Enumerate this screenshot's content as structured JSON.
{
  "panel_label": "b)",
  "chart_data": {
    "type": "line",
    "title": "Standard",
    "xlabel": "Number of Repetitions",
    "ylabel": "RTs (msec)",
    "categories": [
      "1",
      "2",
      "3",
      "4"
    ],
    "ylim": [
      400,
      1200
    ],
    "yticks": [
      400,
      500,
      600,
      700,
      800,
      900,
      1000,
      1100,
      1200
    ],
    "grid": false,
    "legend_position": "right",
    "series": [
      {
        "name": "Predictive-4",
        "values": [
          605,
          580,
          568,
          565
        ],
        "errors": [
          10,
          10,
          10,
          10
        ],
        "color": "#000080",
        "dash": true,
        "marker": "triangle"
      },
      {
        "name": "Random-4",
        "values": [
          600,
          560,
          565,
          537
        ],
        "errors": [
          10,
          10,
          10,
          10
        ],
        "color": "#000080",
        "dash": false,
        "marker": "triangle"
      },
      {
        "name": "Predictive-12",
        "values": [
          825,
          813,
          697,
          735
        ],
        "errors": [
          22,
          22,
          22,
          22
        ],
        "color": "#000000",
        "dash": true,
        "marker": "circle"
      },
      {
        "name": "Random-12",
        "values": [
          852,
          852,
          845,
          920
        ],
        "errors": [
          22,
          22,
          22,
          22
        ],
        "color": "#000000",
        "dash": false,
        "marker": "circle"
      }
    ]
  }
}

━━━━━━━━━━━━━━━━━━━━

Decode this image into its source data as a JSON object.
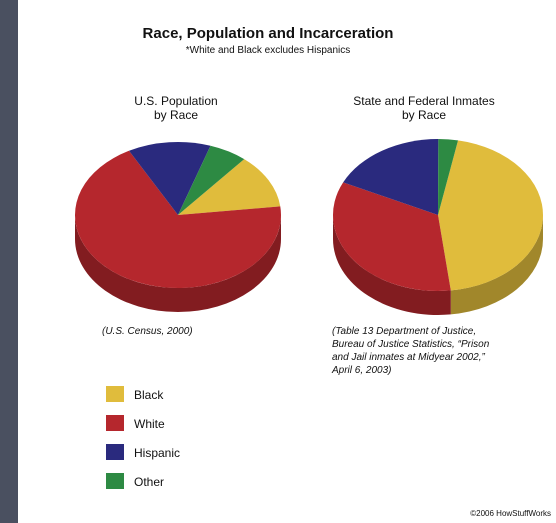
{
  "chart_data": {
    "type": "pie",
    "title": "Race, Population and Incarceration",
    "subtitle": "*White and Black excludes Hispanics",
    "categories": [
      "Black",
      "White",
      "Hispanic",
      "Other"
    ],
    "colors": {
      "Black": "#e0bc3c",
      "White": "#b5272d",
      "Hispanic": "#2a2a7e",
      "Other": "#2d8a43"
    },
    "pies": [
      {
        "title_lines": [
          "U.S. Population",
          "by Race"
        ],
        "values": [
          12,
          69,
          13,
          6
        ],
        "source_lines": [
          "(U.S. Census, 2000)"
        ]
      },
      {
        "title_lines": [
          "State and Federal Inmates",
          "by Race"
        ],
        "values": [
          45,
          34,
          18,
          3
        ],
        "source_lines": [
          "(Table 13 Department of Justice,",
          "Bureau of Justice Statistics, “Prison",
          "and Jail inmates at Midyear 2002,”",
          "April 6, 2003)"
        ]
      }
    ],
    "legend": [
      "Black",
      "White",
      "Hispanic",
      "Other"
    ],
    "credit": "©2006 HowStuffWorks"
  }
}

━━━━━━━━━━━━━━━━━━━━

• **TASK REQUIREMENTS**: Pick out all lines containing the string "name".

• **RESPONSE TO THIS TASK**:
        "name": "Predictive-4",
        "name": "Random-4",
        "name": "Predictive-12",
        "name": "Random-12",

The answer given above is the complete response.